(Records that describe figures)
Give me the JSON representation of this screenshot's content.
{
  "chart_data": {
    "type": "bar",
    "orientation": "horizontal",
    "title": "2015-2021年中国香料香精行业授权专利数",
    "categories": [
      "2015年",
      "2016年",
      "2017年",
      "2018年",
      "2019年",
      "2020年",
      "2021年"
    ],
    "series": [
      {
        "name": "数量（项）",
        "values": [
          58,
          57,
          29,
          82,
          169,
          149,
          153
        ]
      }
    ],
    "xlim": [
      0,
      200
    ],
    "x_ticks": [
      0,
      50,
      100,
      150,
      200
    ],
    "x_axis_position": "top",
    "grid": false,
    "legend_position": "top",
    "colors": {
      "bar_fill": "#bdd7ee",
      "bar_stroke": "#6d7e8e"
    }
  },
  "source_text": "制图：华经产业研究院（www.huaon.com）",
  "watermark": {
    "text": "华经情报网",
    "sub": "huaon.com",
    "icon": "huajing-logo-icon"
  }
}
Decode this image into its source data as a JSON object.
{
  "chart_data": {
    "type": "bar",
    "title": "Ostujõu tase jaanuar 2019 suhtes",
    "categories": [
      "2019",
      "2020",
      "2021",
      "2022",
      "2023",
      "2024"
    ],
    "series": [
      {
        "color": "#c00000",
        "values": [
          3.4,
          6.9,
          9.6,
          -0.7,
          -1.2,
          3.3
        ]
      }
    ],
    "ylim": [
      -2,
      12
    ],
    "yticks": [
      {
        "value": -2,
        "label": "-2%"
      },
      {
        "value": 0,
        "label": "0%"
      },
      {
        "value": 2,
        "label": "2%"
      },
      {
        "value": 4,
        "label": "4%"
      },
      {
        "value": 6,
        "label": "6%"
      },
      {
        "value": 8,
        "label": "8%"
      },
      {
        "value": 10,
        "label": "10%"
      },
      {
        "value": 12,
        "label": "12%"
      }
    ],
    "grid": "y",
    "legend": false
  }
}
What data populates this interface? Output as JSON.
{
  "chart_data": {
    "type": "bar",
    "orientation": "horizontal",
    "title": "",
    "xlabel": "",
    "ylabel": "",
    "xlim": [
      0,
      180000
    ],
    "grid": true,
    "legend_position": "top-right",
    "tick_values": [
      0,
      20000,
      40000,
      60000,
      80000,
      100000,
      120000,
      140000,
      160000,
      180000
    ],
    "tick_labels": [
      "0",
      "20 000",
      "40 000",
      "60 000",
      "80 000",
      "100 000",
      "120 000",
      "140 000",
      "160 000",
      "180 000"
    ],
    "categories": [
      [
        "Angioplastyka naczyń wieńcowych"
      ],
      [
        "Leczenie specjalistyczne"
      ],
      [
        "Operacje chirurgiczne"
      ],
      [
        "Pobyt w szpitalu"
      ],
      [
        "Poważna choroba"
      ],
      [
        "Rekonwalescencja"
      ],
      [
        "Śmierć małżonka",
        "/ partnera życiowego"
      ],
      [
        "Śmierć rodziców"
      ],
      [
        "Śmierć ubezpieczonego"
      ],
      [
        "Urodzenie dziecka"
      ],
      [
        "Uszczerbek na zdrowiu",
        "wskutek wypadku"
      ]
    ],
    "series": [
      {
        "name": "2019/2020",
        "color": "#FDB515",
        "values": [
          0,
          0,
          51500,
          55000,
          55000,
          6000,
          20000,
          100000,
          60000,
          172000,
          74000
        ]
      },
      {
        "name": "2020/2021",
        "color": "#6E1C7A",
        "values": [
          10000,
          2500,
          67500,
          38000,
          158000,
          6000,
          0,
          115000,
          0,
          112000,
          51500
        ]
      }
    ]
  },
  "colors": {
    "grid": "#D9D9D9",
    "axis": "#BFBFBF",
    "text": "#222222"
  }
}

Given task:
From the data above, gather every line that includes the word "this".

Reply:
Give me the JSON representation of this screenshot's content.
Decode this image into its source data as a JSON object.
What data populates this interface? Output as JSON.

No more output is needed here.